Problem statement:
Repeat every record below exactly as it appears.

Data to use:
=======
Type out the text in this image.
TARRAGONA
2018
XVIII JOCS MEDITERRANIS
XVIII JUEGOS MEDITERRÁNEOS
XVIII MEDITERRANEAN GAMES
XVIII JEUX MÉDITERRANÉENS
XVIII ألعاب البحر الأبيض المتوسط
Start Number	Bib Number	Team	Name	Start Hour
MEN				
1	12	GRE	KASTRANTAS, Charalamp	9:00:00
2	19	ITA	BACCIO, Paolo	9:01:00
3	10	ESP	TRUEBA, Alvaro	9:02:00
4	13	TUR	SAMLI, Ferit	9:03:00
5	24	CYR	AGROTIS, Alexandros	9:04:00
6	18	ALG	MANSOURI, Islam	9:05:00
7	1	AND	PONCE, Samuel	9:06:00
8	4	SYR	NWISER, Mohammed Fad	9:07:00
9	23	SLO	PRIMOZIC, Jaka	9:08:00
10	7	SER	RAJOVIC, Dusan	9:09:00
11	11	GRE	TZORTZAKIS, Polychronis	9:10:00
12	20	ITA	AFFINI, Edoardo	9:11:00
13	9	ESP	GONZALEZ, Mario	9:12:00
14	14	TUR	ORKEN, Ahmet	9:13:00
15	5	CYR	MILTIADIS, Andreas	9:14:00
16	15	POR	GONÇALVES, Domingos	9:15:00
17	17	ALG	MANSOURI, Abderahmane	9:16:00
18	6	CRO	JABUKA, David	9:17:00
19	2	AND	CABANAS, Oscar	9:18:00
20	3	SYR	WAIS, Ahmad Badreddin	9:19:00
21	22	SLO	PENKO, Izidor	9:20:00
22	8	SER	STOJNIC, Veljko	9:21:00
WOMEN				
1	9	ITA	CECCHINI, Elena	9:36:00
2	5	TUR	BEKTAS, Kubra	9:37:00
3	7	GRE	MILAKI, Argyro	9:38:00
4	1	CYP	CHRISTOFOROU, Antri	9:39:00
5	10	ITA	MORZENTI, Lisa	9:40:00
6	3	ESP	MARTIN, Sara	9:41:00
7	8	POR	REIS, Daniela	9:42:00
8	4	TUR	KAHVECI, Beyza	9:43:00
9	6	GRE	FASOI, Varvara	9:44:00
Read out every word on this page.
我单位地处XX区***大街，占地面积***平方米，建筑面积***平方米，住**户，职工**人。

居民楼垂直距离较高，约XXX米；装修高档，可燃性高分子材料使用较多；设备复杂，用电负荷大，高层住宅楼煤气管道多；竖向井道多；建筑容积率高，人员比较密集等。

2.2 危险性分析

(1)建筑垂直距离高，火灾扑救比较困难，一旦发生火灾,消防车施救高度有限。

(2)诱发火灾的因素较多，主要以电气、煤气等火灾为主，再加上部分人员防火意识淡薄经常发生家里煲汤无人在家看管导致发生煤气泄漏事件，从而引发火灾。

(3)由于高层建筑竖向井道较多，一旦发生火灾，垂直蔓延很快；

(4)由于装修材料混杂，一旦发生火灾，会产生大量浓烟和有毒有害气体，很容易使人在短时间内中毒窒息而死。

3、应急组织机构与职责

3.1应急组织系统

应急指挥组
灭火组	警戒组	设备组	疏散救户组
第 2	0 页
=======
Exercise response:
Type out the text in this image.
TARRAGONA
2018
XVIII JOCS MEDITERRANIS
XVIII JUEGOS MEDITERRÁNEOS
XVIII MEDITERRANEAN GAMES
XVIII JEUX MÉDITERRANÉENS
XVIII ألعاب البحر الأبيض المتوسط
Start Number	Bib Number	Team	Name	Start Hour
MEN				
1	12	GRE	KASTRANTAS, Charalamp	9:00:00
2	19	ITA	BACCIO, Paolo	9:01:00
3	10	ESP	TRUEBA, Alvaro	9:02:00
4	13	TUR	SAMLI, Ferit	9:03:00
5	24	CYR	AGROTIS, Alexandros	9:04:00
6	18	ALG	MANSOURI, Islam	9:05:00
7	1	AND	PONCE, Samuel	9:06:00
8	4	SYR	NWISER, Mohammed Fad	9:07:00
9	23	SLO	PRIMOZIC, Jaka	9:08:00
10	7	SER	RAJOVIC, Dusan	9:09:00
11	11	GRE	TZORTZAKIS, Polychronis	9:10:00
12	20	ITA	AFFINI, Edoardo	9:11:00
13	9	ESP	GONZALEZ, Mario	9:12:00
14	14	TUR	ORKEN, Ahmet	9:13:00
15	5	CYR	MILTIADIS, Andreas	9:14:00
16	15	POR	GONÇALVES, Domingos	9:15:00
17	17	ALG	MANSOURI, Abderahmane	9:16:00
18	6	CRO	JABUKA, David	9:17:00
19	2	AND	CABANAS, Oscar	9:18:00
20	3	SYR	WAIS, Ahmad Badreddin	9:19:00
21	22	SLO	PENKO, Izidor	9:20:00
22	8	SER	STOJNIC, Veljko	9:21:00
WOMEN				
1	9	ITA	CECCHINI, Elena	9:36:00
2	5	TUR	BEKTAS, Kubra	9:37:00
3	7	GRE	MILAKI, Argyro	9:38:00
4	1	CYP	CHRISTOFOROU, Antri	9:39:00
5	10	ITA	MORZENTI, Lisa	9:40:00
6	3	ESP	MARTIN, Sara	9:41:00
7	8	POR	REIS, Daniela	9:42:00
8	4	TUR	KAHVECI, Beyza	9:43:00
9	6	GRE	FASOI, Varvara	9:44:00
Read out every word on this page.
我单位地处XX区***大街，占地面积***平方米，建筑面积***平方米，住**户，职工**人。

居民楼垂直距离较高，约XXX米；装修高档，可燃性高分子材料使用较多；设备复杂，用电负荷大，高层住宅楼煤气管道多；竖向井道多；建筑容积率高，人员比较密集等。

2.2 危险性分析

(1)建筑垂直距离高，火灾扑救比较困难，一旦发生火灾,消防车施救高度有限。

(2)诱发火灾的因素较多，主要以电气、煤气等火灾为主，再加上部分人员防火意识淡薄经常发生家里煲汤无人在家看管导致发生煤气泄漏事件，从而引发火灾。

(3)由于高层建筑竖向井道较多，一旦发生火灾，垂直蔓延很快；

(4)由于装修材料混杂，一旦发生火灾，会产生大量浓烟和有毒有害气体，很容易使人在短时间内中毒窒息而死。

3、应急组织机构与职责

3.1应急组织系统

应急指挥组
灭火组	警戒组	设备组	疏散救户组
第 2	0 页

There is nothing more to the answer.